◆ DATASET RECORDS:
:::
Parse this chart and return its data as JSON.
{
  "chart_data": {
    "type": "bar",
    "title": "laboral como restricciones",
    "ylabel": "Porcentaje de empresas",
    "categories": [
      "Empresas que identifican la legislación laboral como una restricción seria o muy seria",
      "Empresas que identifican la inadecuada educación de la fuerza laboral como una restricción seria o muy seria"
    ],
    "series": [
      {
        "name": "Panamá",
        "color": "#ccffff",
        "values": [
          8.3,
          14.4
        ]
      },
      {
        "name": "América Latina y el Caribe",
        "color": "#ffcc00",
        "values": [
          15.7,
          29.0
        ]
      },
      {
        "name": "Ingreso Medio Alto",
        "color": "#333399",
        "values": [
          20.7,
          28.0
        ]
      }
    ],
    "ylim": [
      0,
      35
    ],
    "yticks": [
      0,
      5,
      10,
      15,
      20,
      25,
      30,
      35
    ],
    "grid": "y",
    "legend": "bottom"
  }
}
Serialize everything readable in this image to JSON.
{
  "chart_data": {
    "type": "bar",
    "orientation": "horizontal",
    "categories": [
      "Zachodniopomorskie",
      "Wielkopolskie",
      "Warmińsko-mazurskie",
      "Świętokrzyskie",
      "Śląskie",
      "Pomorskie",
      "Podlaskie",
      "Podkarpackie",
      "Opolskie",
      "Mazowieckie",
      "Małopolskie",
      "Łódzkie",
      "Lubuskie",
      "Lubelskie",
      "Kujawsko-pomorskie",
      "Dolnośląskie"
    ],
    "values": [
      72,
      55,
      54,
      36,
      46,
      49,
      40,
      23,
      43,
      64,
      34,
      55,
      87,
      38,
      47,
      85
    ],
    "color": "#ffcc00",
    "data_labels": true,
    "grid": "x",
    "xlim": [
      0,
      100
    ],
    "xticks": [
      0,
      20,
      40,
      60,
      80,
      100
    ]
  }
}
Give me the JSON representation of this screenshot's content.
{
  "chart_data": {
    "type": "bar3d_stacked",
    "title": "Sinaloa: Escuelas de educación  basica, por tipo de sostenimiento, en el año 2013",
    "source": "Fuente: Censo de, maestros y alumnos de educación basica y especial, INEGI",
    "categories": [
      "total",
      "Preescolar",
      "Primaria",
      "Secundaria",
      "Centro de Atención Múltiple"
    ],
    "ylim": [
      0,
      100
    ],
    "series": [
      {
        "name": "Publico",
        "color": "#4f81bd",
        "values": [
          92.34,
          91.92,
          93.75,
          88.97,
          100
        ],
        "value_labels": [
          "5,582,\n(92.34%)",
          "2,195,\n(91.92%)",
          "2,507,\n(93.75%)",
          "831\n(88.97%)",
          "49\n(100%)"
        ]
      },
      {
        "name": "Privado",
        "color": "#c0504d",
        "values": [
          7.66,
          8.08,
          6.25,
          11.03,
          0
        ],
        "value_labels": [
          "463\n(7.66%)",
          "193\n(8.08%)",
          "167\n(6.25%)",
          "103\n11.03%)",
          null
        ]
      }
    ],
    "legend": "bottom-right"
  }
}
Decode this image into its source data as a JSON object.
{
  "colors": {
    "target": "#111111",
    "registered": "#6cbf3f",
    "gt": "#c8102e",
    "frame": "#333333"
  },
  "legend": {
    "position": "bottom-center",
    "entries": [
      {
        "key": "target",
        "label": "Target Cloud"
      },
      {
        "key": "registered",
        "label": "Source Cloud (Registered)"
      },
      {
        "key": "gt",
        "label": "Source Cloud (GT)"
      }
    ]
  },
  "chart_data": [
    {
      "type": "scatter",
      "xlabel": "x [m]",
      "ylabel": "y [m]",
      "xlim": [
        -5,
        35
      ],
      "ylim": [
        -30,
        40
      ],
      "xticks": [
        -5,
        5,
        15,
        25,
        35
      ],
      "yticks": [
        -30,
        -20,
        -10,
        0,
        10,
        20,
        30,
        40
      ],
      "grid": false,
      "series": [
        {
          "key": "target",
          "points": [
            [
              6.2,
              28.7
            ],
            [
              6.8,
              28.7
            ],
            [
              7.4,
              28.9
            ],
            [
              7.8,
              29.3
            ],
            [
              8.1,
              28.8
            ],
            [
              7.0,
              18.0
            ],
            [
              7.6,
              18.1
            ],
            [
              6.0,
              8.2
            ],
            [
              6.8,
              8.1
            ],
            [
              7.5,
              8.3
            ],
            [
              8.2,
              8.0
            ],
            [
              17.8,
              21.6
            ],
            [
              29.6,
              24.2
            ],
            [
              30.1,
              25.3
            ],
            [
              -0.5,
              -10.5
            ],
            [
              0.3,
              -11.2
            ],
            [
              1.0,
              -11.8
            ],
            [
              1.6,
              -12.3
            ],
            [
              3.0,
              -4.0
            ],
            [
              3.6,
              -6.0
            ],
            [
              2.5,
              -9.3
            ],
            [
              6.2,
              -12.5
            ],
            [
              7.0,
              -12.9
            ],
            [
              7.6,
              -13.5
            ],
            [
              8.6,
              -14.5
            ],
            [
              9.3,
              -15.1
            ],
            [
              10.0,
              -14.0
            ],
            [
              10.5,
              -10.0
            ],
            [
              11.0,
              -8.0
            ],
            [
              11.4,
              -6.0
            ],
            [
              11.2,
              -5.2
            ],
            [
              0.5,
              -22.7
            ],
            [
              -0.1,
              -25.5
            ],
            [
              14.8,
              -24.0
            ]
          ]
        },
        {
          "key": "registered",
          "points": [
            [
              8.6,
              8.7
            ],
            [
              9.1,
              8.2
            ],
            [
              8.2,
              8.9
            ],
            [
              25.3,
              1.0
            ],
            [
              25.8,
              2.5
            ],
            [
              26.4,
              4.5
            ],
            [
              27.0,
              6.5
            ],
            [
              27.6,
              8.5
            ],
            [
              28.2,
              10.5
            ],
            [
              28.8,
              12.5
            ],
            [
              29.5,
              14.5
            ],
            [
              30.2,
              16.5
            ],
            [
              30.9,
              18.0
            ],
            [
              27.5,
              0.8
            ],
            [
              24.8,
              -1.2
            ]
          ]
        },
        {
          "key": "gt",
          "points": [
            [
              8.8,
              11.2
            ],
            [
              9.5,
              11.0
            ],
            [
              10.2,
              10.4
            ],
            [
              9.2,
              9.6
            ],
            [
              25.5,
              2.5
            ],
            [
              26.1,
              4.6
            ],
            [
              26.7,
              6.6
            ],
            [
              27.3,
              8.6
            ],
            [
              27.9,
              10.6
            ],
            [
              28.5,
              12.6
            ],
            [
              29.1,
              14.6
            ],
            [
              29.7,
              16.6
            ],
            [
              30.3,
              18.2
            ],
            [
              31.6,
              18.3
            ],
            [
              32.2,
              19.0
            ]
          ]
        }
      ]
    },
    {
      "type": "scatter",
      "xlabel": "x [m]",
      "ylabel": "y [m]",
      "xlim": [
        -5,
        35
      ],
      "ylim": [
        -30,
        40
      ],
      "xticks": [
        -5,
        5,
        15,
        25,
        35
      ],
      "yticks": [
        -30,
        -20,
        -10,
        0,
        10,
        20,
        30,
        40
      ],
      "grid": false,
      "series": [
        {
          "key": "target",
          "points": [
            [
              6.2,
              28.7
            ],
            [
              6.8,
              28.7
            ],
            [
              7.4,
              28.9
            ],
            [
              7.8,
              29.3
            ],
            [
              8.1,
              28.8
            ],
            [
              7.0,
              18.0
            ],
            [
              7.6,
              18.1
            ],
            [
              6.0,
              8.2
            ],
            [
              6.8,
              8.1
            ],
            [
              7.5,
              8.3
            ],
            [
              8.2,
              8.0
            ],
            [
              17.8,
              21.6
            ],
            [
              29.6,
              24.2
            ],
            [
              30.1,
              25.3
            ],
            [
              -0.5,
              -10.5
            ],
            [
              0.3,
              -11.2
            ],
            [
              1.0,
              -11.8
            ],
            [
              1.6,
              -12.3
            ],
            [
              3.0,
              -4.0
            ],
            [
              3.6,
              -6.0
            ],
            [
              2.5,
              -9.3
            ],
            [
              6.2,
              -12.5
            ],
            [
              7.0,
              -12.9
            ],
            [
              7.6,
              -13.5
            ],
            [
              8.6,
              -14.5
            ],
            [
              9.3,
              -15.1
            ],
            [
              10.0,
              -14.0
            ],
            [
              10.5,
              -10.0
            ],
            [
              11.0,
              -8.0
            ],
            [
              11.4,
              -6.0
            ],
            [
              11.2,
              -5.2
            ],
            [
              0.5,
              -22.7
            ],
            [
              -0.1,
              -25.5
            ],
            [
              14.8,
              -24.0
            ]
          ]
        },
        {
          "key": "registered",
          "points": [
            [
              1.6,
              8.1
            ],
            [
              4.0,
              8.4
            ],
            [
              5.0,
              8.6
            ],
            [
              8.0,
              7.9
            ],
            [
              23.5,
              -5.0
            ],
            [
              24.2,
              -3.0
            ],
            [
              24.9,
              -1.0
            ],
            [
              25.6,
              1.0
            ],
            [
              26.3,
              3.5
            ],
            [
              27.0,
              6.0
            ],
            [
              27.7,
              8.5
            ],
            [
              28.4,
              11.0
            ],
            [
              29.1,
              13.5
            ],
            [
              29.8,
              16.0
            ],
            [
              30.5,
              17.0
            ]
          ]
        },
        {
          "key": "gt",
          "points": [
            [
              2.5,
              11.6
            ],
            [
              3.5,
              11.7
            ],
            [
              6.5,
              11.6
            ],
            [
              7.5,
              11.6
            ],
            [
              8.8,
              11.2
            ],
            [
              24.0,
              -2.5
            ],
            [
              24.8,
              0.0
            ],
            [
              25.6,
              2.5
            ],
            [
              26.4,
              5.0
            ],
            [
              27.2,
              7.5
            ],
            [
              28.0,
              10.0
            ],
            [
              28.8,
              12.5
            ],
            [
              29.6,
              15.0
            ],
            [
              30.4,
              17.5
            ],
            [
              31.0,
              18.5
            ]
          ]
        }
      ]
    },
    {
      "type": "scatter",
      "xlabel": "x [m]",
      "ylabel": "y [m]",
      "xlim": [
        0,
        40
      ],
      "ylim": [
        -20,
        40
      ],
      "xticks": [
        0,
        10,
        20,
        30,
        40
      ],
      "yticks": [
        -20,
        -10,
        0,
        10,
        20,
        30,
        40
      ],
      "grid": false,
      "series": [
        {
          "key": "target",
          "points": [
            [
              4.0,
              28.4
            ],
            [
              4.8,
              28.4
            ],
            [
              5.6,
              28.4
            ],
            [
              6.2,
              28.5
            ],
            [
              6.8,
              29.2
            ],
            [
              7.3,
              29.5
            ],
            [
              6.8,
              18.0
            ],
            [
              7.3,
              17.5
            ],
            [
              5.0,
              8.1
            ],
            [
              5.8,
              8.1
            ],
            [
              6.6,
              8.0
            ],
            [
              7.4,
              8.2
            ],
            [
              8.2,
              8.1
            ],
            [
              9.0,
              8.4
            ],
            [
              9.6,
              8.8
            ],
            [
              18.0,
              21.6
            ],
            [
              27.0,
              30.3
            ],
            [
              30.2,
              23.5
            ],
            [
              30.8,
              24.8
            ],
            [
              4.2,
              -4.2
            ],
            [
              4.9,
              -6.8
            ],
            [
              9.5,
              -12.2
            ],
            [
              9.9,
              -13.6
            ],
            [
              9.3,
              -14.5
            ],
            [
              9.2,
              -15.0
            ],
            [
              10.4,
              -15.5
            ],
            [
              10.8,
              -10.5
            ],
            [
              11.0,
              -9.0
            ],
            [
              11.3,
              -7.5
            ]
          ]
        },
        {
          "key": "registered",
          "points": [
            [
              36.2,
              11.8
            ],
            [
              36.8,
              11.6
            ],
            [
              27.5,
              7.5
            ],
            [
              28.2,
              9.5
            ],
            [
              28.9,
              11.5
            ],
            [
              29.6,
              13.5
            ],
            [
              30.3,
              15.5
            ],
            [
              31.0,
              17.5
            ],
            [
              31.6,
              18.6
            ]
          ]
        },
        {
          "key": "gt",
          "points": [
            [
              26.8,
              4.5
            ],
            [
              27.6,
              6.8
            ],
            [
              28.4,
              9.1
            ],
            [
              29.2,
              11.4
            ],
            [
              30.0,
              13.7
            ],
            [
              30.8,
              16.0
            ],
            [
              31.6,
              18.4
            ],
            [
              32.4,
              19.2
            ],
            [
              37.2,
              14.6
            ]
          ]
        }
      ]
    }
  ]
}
:::
◆ EXERCISE INSTRUCTIONS: Scan the material above. Copy each line that holds the word "educación".

◆ REPLY:
      "Empresas que identifican la inadecuada educación de la fuerza laboral como una restricción seria o muy seria"
    "title": "Sinaloa: Escuelas de educación  basica, por tipo de sostenimiento, en el año 2013",
    "source": "Fuente: Censo de, maestros y alumnos de educación basica y especial, INEGI",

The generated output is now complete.